Task description
Give back the entire listing verbatim.

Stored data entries
------------------------------------------------------------------------

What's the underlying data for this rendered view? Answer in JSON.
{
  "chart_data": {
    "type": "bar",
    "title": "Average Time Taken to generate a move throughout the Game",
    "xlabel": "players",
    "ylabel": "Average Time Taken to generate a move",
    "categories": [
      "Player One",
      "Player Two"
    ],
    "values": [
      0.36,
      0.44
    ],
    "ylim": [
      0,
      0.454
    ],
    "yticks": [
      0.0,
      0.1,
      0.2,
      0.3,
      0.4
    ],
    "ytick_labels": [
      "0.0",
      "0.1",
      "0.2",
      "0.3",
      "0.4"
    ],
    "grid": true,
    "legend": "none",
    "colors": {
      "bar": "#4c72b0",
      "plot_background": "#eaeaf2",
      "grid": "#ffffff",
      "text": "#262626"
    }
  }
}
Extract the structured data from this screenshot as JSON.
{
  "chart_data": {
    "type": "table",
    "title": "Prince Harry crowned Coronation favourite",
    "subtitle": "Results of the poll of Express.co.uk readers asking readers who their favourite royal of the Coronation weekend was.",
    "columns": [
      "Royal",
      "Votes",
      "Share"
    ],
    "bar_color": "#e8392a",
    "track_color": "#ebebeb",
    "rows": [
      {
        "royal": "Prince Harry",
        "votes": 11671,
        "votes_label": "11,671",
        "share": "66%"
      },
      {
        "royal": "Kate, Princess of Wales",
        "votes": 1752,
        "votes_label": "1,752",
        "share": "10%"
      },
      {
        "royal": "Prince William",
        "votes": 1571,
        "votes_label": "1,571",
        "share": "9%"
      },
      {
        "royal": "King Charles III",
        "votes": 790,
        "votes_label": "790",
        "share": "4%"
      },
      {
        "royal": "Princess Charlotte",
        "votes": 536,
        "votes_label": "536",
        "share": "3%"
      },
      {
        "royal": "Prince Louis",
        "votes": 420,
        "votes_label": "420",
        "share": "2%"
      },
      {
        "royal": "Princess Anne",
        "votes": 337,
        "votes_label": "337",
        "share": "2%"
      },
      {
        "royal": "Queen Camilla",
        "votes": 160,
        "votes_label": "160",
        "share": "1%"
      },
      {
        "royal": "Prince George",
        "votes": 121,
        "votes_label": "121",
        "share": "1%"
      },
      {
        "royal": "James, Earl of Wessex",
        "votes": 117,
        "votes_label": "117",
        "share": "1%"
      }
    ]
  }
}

------------------------------------------------------------------------

Final result
What's the underlying data for this rendered view? Answer in JSON.
{
  "chart_data": {
    "type": "bar",
    "title": "Average Time Taken to generate a move throughout the Game",
    "xlabel": "players",
    "ylabel": "Average Time Taken to generate a move",
    "categories": [
      "Player One",
      "Player Two"
    ],
    "values": [
      0.36,
      0.44
    ],
    "ylim": [
      0,
      0.454
    ],
    "yticks": [
      0.0,
      0.1,
      0.2,
      0.3,
      0.4
    ],
    "ytick_labels": [
      "0.0",
      "0.1",
      "0.2",
      "0.3",
      "0.4"
    ],
    "grid": true,
    "legend": "none",
    "colors": {
      "bar": "#4c72b0",
      "plot_background": "#eaeaf2",
      "grid": "#ffffff",
      "text": "#262626"
    }
  }
}
Extract the structured data from this screenshot as JSON.
{
  "chart_data": {
    "type": "table",
    "title": "Prince Harry crowned Coronation favourite",
    "subtitle": "Results of the poll of Express.co.uk readers asking readers who their favourite royal of the Coronation weekend was.",
    "columns": [
      "Royal",
      "Votes",
      "Share"
    ],
    "bar_color": "#e8392a",
    "track_color": "#ebebeb",
    "rows": [
      {
        "royal": "Prince Harry",
        "votes": 11671,
        "votes_label": "11,671",
        "share": "66%"
      },
      {
        "royal": "Kate, Princess of Wales",
        "votes": 1752,
        "votes_label": "1,752",
        "share": "10%"
      },
      {
        "royal": "Prince William",
        "votes": 1571,
        "votes_label": "1,571",
        "share": "9%"
      },
      {
        "royal": "King Charles III",
        "votes": 790,
        "votes_label": "790",
        "share": "4%"
      },
      {
        "royal": "Princess Charlotte",
        "votes": 536,
        "votes_label": "536",
        "share": "3%"
      },
      {
        "royal": "Prince Louis",
        "votes": 420,
        "votes_label": "420",
        "share": "2%"
      },
      {
        "royal": "Princess Anne",
        "votes": 337,
        "votes_label": "337",
        "share": "2%"
      },
      {
        "royal": "Queen Camilla",
        "votes": 160,
        "votes_label": "160",
        "share": "1%"
      },
      {
        "royal": "Prince George",
        "votes": 121,
        "votes_label": "121",
        "share": "1%"
      },
      {
        "royal": "James, Earl of Wessex",
        "votes": 117,
        "votes_label": "117",
        "share": "1%"
      }
    ]
  }
}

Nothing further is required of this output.